• _Task directions_
Copy out the entries again word for word, from the line containing "What elements are" through the line containing "cadence-label: 120 TR/MIN", both included. Leave out the pictures.

• _Dataset entries_
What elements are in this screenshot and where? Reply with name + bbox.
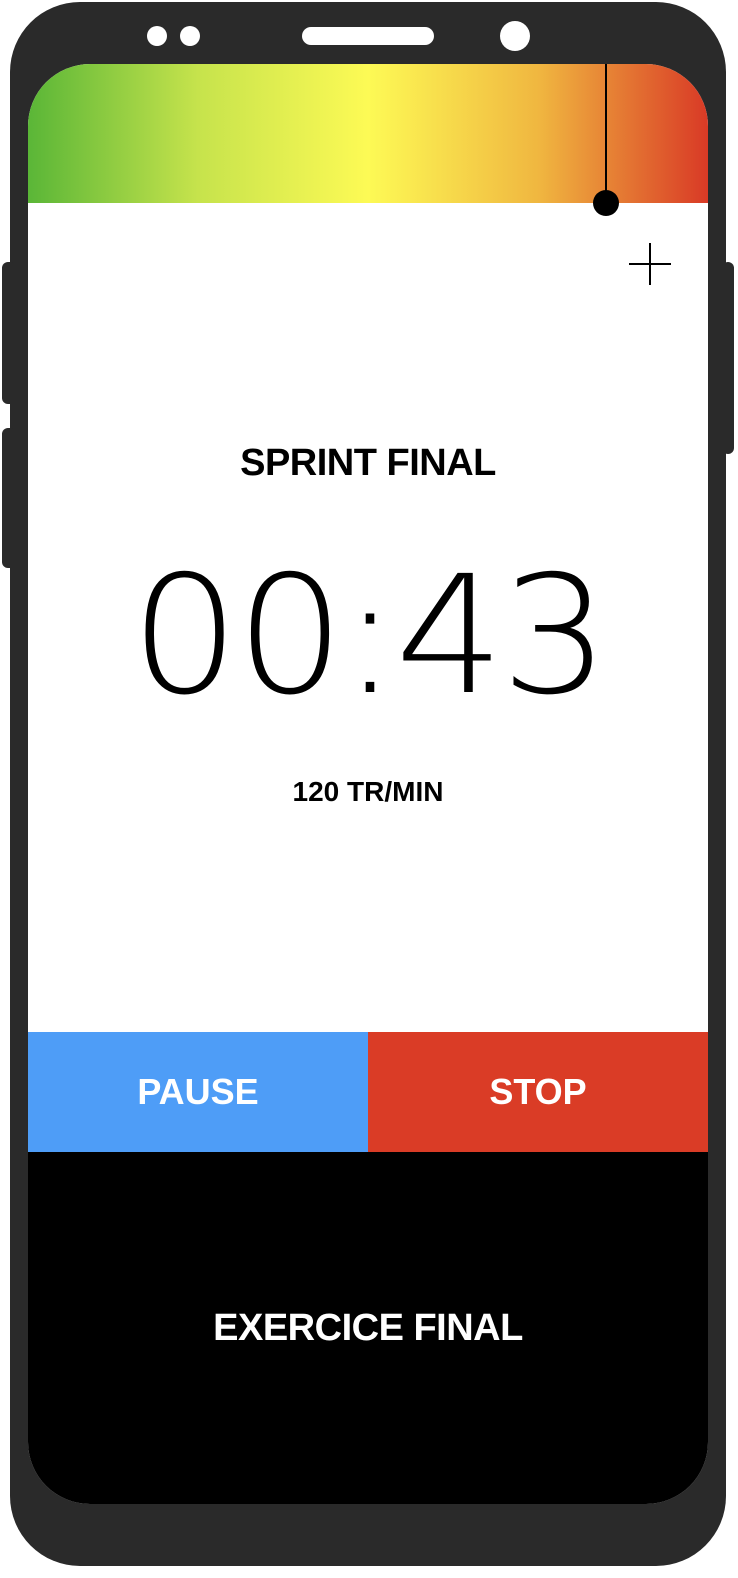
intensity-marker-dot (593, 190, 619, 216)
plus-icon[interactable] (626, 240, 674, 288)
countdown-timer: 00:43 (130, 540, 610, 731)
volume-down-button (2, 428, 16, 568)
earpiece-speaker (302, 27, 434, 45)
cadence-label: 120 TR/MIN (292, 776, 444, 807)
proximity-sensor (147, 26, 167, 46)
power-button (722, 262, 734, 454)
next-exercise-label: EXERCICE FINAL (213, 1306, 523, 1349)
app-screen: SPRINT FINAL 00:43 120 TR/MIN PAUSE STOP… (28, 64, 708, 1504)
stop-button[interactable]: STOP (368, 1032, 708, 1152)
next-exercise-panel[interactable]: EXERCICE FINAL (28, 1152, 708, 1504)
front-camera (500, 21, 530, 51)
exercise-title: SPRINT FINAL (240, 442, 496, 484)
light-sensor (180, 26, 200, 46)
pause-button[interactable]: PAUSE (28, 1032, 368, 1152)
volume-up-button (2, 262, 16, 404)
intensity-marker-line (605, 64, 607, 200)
==
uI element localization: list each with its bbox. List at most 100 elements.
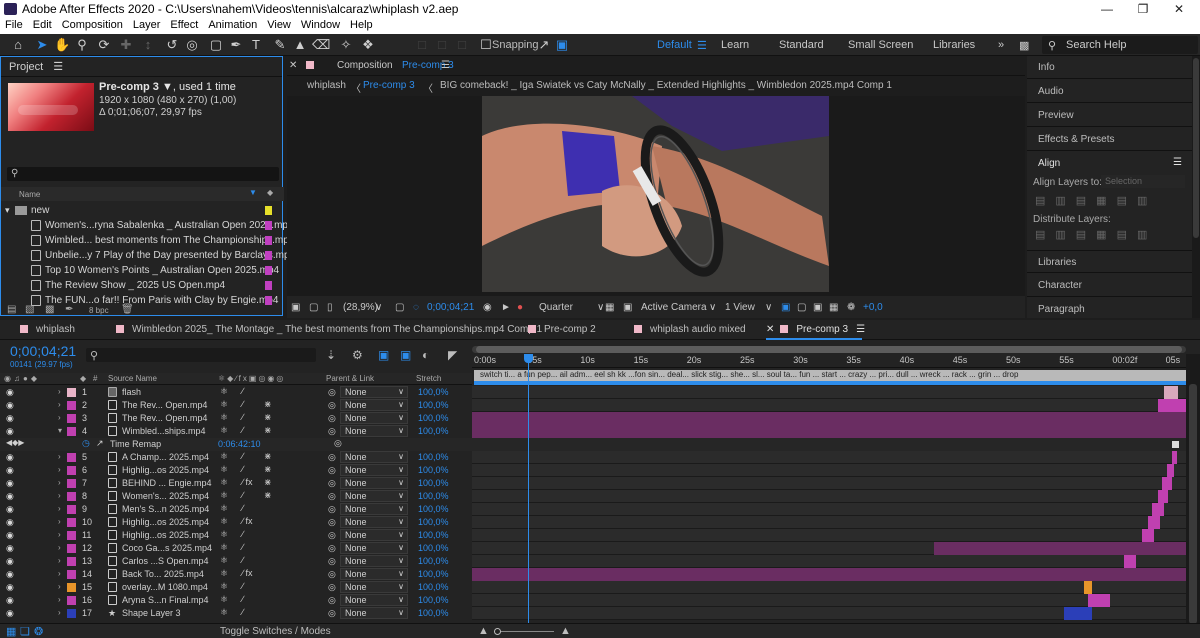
...
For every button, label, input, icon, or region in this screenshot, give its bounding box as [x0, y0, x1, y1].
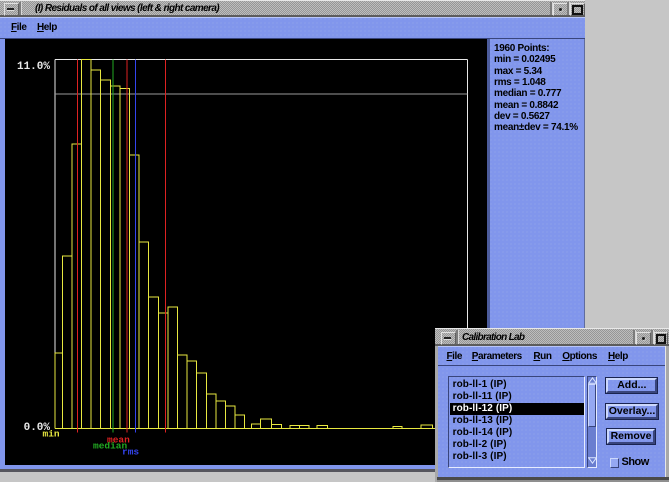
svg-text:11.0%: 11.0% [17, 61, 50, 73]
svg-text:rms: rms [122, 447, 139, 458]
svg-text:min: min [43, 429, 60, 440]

• _Finished exercise_
What elements are in this screenshot and where? Reply with name + bbox.
intensity-marker-dot (593, 190, 619, 216)
plus-icon[interactable] (626, 240, 674, 288)
countdown-timer: 00:43 (130, 540, 610, 731)
volume-down-button (2, 428, 16, 568)
earpiece-speaker (302, 27, 434, 45)
cadence-label: 120 TR/MIN (292, 776, 444, 807)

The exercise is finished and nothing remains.